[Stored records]
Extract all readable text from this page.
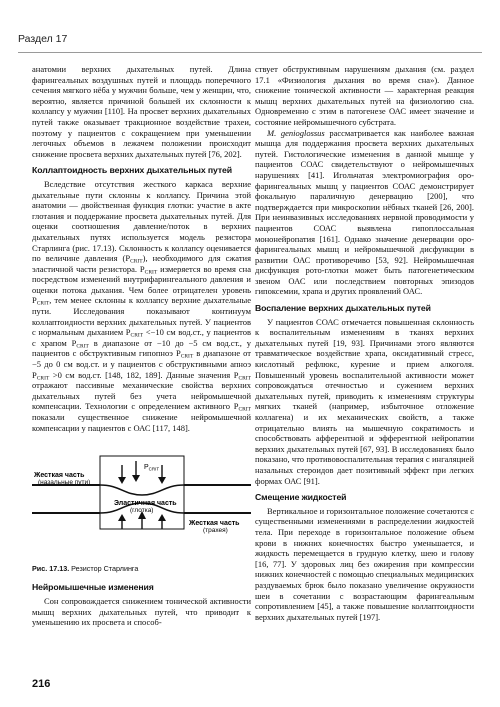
Раздел 17

анатомии верхних дыхательных путей. Длина фарингеальных воздушных путей и площадь поперечного сечения мягкого нёба у мужчин больше, чем у женщин, что, вероятно, является причиной большей их склонности к коллапсу у мужчин [110]. На просвет верхних дыхательных путей также оказывает тракционное воздействие трахеи, поэтому у пациентов с сокращением при уменьшении легочных объемов в лежачем положении происходит снижение просвета верхних дыхательных путей [76, 202].

Коллаптоидность верхних дыхательных путей

Вследствие отсутствия жесткого каркаса верхние дыхательные пути склонны к коллапсу. Причина этой анатомии — двойственная функция глотки: участие в акте глотания и поддержание просвета дыхательных путей. Для оценки соотношения давление/поток в верхних дыхательных путях используется модель резистора Старлинга (рис. 17.13). Склонность к коллапсу оценивается по величине давления $(P_{CRIT})$, необходимого для сжатия эластичной части резистора. $P_{CRIT}$ измеряется во время сна посредством изменений внутрифарингеального давления и оценки потока дыхания. Чем более отрицателен уровень $P_{CRIT}$, тем менее склонны к коллапсу верхние дыхательные пути. Исследования показывают континуум коллаптоидности верхних дыхательных путей. У пациентов с нормальным дыханием $P_{CRIT} <-10$ см вод.ст., у пациентов с храпом $P_{CRIT}$ в диапазоне от −10 до −5 см вод.ст., у пациентов с обструктивным гипопноэ $P_{CRIT}$ в диапазоне от −5 до 0 см вод.ст. и у пациентов с обструктивными апноэ $P_{CRIT} >0$ см вод.ст. [148, 182, 189]. Данные значения $P_{CRIT}$ отражают пассивные механические свойства верхних дыхательных путей без учета нейромышечной компенсации. Технологии с определением активного $P_{CRIT}$ показали существенное снижение нейромышечной компенсации у пациентов с ОАС [117, 148].

$P_{CRIT}$
Жесткая часть
(назальные пути)
Эластичная часть
(глотка)
Жесткая часть
(трахея)
Рис. 17.13. Резистор Старлинга
Нейромышечные изменения

Сон сопровождается снижением тонической активности мышц верхних дыхательных путей, что приводит к уменьшению их просвета и способ-

ствует обструктивным нарушениям дыхания (см. раздел 17.1 «Физиология дыхания во время сна»). Данное снижение тонической активности — характерная реакция мышц верхних дыхательных путей на физиологию сна. Одновременно с этим в патогенезе ОАС имеет значение и состояние нейромышечного субстрата.

M. genioglossus рассматривается как наиболее важная мышца для поддержания просвета верхних дыхательных путей. Гистологические изменения в данной мышце у пациентов СОАС свидетельствуют о нейромышечных нарушениях [41]. Игольчатая электромиография оро-фарингеальных мышц у пациентов СОАС демонстрирует фокальную параличную денервацию [200], что подтверждается при микроскопии нёбных тканей [26, 200]. При неинвазивных исследованиях нервной проводимости у пациентов СОАС выявлена гипоплоссальная мононейропатия [161]. Однако значение денервации оро-фарингеальных мышц и нейромышечной дисфункции в развитии ОАС противоречиво [53, 92]. Нейромышечная дисфункция рото-глотки может быть патогенетическим звеном ОАС или последствием повторных эпизодов гипоксемии, храпа и других проявлений ОАС.

Воспаление верхних дыхательных путей

У пациентов СОАС отмечается повышенная склонность к воспалительным изменениям в тканях верхних дыхательных путей [19, 93]. Причинами этого являются травматическое воздействие храпа, оксидативный стресс, кислотный рефлюкс, курение и прием алкоголя. Повышенный уровень воспалительной активности может сопровождаться отечностью и сужением верхних дыхательных путей, приводить к изменениям структуры мягких тканей (например, избыточное отложение коллагена) и их механических свойств, а также отрицательно влиять на мышечную сократимость и способствовать афферентной и эфферентной нейропатии верхних дыхательных путей [67, 93]. В исследованиях было показано, что противовоспалительная терапия с ингаляцией назальных стероидов дает позитивный эффект при легких формах ОАС [91].

Смещение жидкостей

Вертикальное и горизонтальное положение сочетаются с существенными изменениями в распределении жидкостей тела. При переходе в горизонтальное положение объем крови в нижних конечностях быстро уменьшается, и жидкость перемещается в грудную клетку, шею и голову [16, 77]. У здоровых лиц без ожирения при компрессии нижних конечностей с помощью специальных медицинских раздуваемых брюк было показано увеличение окружности шеи в сочетании с возрастающим фарингеальным сопротивлением [45], а также повышение коллаптоидности верхних дыхательных путей [197].

216
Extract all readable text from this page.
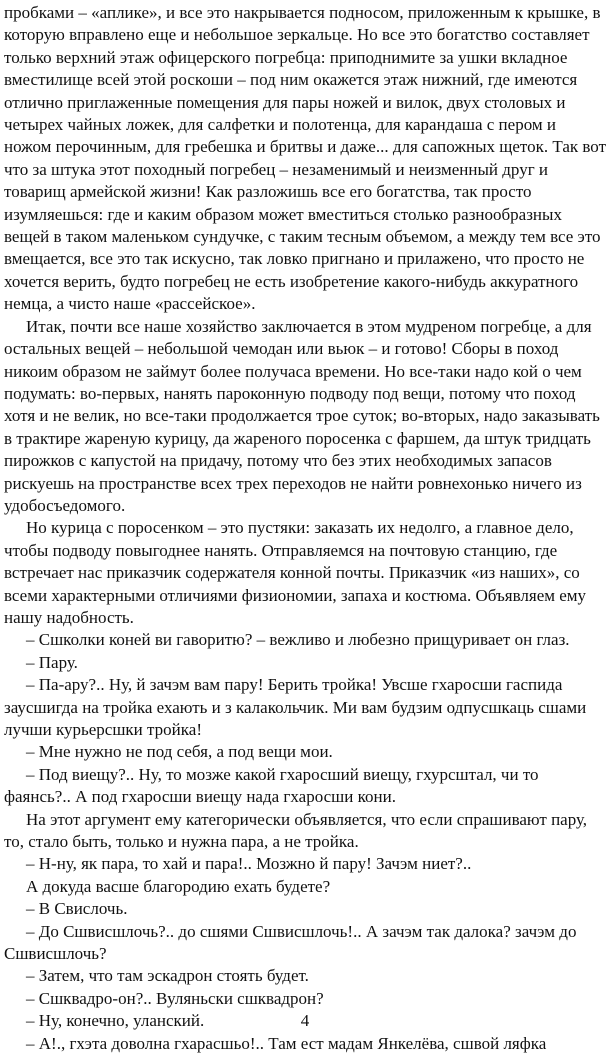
пробками – «аплике», и все это накрывается подносом, приложенным к крышке, в которую вправлено еще и небольшое зеркальце. Но все это богатство составляет только верхний этаж офицерского погребца: приподнимите за ушки вкладное вместилище всей этой роскоши – под ним окажется этаж нижний, где имеются отлично приглаженные помещения для пары ножей и вилок, двух столовых и четырех чайных ложек, для салфетки и полотенца, для карандаша с пером и ножом перочинным, для гребешка и бритвы и даже... для сапожных щеток. Так вот что за штука этот походный погребец – незаменимый и неизменный друг и товарищ армейской жизни! Как разложишь все его богатства, так просто изумляешься: где и каким образом может вместиться столько разнообразных вещей в таком маленьком сундучке, с таким тесным объемом, а между тем все это вмещается, все это так искусно, так ловко пригнано и прилажено, что просто не хочется верить, будто погребец не есть изобретение какого-нибудь аккуратного немца, а чисто наше «рассейское».

Итак, почти все наше хозяйство заключается в этом мудреном погребце, а для остальных вещей – небольшой чемодан или вьюк – и готово! Сборы в поход никоим образом не займут более получаса времени. Но все-таки надо кой о чем подумать: во-первых, нанять пароконную подводу под вещи, потому что поход хотя и не велик, но все-таки продолжается трое суток; во-вторых, надо заказывать в трактире жареную курицу, да жареного поросенка с фаршем, да штук тридцать пирожков с капустой на придачу, потому что без этих необходимых запасов рискуешь на пространстве всех трех переходов не найти ровнехонько ничего из удобосъедомого.

Но курица с поросенком – это пустяки: заказать их недолго, а главное дело, чтобы подводу повыгоднее нанять. Отправляемся на почтовую станцию, где встречает нас приказчик содержателя конной почты. Приказчик «из наших», со всеми характерными отличиями физиономии, запаха и костюма. Объявляем ему нашу надобность.

– Сшколки коней ви гаворитю? – вежливо и любезно прищуривает он глаз.

– Пару.

– Па-ару?.. Ну, й зачэм вам пару! Берить тройка! Увсше гхаросши гаспида заусшигда на тройка ехають и з калакольчик. Ми вам будзим одпусшкаць сшами лучши курьерсшки тройка!

– Мне нужно не под себя, а под вещи мои.

– Под виещу?.. Ну, то мозже какой гхаросший виещу, гхурсштал, чи то фаянсь?.. А под гхаросши виещу нада гхаросши кони.

На этот аргумент ему категорически объявляется, что если спрашивают пару, то, стало быть, только и нужна пара, а не тройка.

– Н-ну, як пара, то хай и пара!.. Мозжно й пару! Зачэм ниет?..

А докуда васше благородию ехать будете?

– В Свислочь.

– До Сшвисшлочь?.. до сшями Сшвисшлочь!.. А зачэм так далока? зачэм до Сшвисшлочь?

– Затем, что там эскадрон стоять будет.

– Сшквадро-он?.. Вуляньски сшквадрон?

– Ну, конечно, уланский.

– А!., гхэта доволна гхарасшьо!.. Там ест мадам Янкелёва, сшвой ляфка

4
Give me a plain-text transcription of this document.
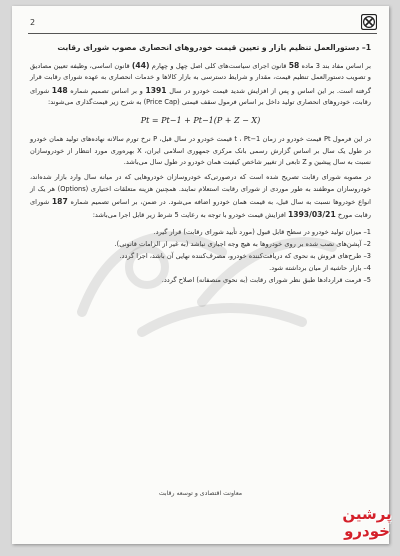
2

1– دستورالعمل تنظیم بازار و تعیین قیمت خودروهای انحصاری مصوب شورای رقابت

بر اساس مفاد بند 3 ماده 58 قانون اجرای سیاست‌های کلی اصل چهل و چهارم (44) قانون اساسی، وظیفه تعیین مصادیق و تصویب دستورالعمل تنظیم قیمت، مقدار و شرایط دسترسی به بازار کالاها و خدمات انحصاری به عهده شورای رقابت قرار گرفته است. بر این اساس و پس از افزایش شدید قیمت خودرو در سال 1391 و بر اساس تصمیم شماره 148 شورای رقابت، خودروهای انحصاری تولید داخل بر اساس فرمول سقف قیمتی (Price Cap) به شرح زیر قیمت‌گذاری می‌شوند:

Pt = Pt−1 + Pt−1(P + Z − X)

در این فرمول Pt قیمت خودرو در زمان t ، Pt−1 قیمت خودرو در سال قبل، P نرخ تورم سالانه نهاده‌های تولید همان خودرو در طول یک سال بر اساس گزارش رسمی بانک مرکزی جمهوری اسلامی ایران، X بهره‌وری مورد انتظار از خودروسازان نسبت به سال پیشین و Z تابعی از تغییر شاخص کیفیت همان خودرو در طول سال می‌باشد.

در مصوبه شورای رقابت تصریح شده است که درصورتی‌که خودروسازان خودروهایی که در میانه سال وارد بازار شده‌اند، خودروسازان موظفند به طور موردی از شورای رقابت استعلام نمایند. همچنین هزینه متعلقات اختیاری (Options) هر یک از انواع خودروها نسبت به سال قبل، به قیمت همان خودرو اضافه می‌شود. در ضمن، بر اساس تصمیم شماره 187 شورای رقابت مورخ 1393/03/21 افزایش قیمت خودرو با توجه به رعایت 5 شرط زیر قابل اجرا می‌باشد:

1– میزان تولید خودرو در سطح قابل قبول (مورد تأیید شورای رقابت) قرار گیرد.
2– آپشن‌های نصب شده بر روی خودروها به هیچ وجه اجباری نباشد (به غیر از الزامات قانونی).
3– طرح‌های فروش به نحوی که دریافت‌کننده خودرو، مصرف‌کننده نهایی آن باشد، اجرا گردد.
4– بازار حاشیه از میان برداشته شود.
5– فرمت قراردادها طبق نظر شورای رقابت (به نحوی منصفانه) اصلاح گردد.
معاونت اقتصادی و توسعه رقابت
پرشین
خودرو
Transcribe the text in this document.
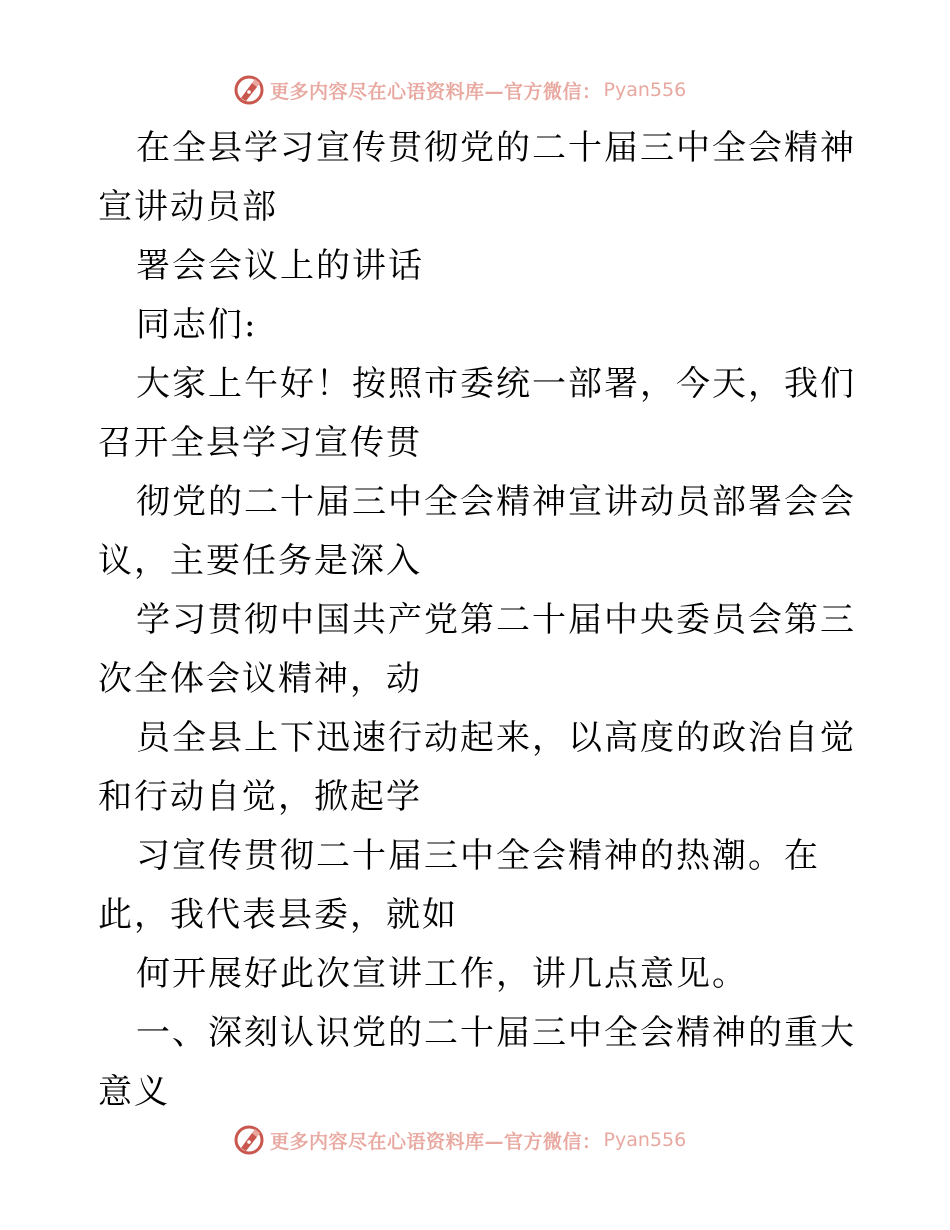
更多内容尽在心语资料库—官方微信： Pyan556

在全县学习宣传贯彻党的二十届三中全会精神宣讲动员部

署会会议上的讲话

同志们:

大家上午好！按照市委统一部署，今天，我们召开全县学习宣传贯

彻党的二十届三中全会精神宣讲动员部署会会议，主要任务是深入

学习贯彻中国共产党第二十届中央委员会第三次全体会议精神，动

员全县上下迅速行动起来，以高度的政治自觉和行动自觉，掀起学

习宣传贯彻二十届三中全会精神的热潮。在此，我代表县委，就如

何开展好此次宣讲工作，讲几点意见。

一、深刻认识党的二十届三中全会精神的重大意义

更多内容尽在心语资料库—官方微信： Pyan556
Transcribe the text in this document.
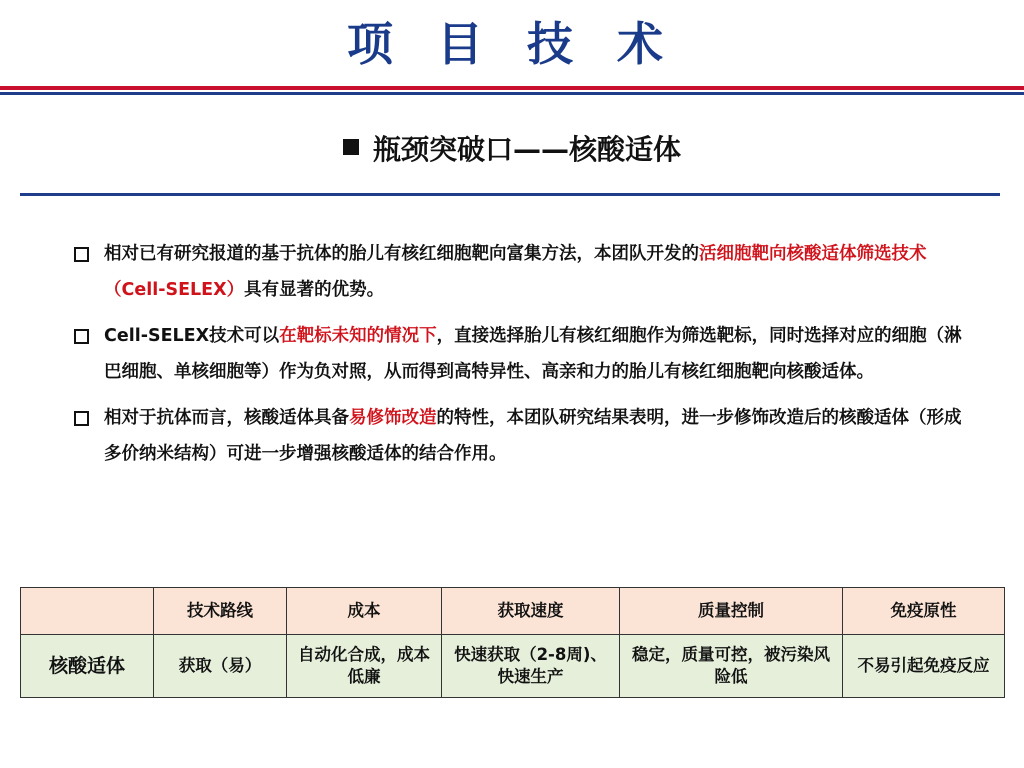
项 目 技 术
瓶颈突破口——核酸适体
相对已有研究报道的基于抗体的胎儿有核红细胞靶向富集方法，本团队开发的活细胞靶向核酸适体筛选技术（Cell-SELEX）具有显著的优势。
Cell-SELEX技术可以在靶标未知的情况下，直接选择胎儿有核红细胞作为筛选靶标，同时选择对应的细胞（淋巴细胞、单核细胞等）作为负对照，从而得到高特异性、高亲和力的胎儿有核红细胞靶向核酸适体。
相对于抗体而言，核酸适体具备易修饰改造的特性，本团队研究结果表明，进一步修饰改造后的核酸适体（形成多价纳米结构）可进一步增强核酸适体的结合作用。
	技术路线	成本	获取速度	质量控制	免疫原性
核酸适体	获取（易）	自动化合成，成本低廉	快速获取（2-8周)、快速生产	稳定，质量可控，被污染风险低	不易引起免疫反应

### Prompt
Pull every line containing "تنظیم" out of the records.

### Completed exercise
1– دستورالعمل تنظیم بازار و تعیین قیمت خودروهای انحصاری مصوب شورای رقابت
بر اساس مفاد بند 3 ماده 58 قانون اجرای سیاست‌های کلی اصل چهل و چهارم (44) قانون اساسی، وظیفه تعیین مصادیق و تصویب دستورالعمل تنظیم قیمت، مقدار و شرایط دسترسی به بازار کالاها و خدمات انحصاری به عهده شورای رقابت قرار گرفته است. بر این اساس و پس از افزایش شدید قیمت خودرو در سال 1391 و بر اساس تصمیم شماره 148 شورای رقابت، خودروهای انحصاری تولید داخل بر اساس فرمول سقف قیمتی (Price Cap) به شرح زیر قیمت‌گذاری می‌شوند:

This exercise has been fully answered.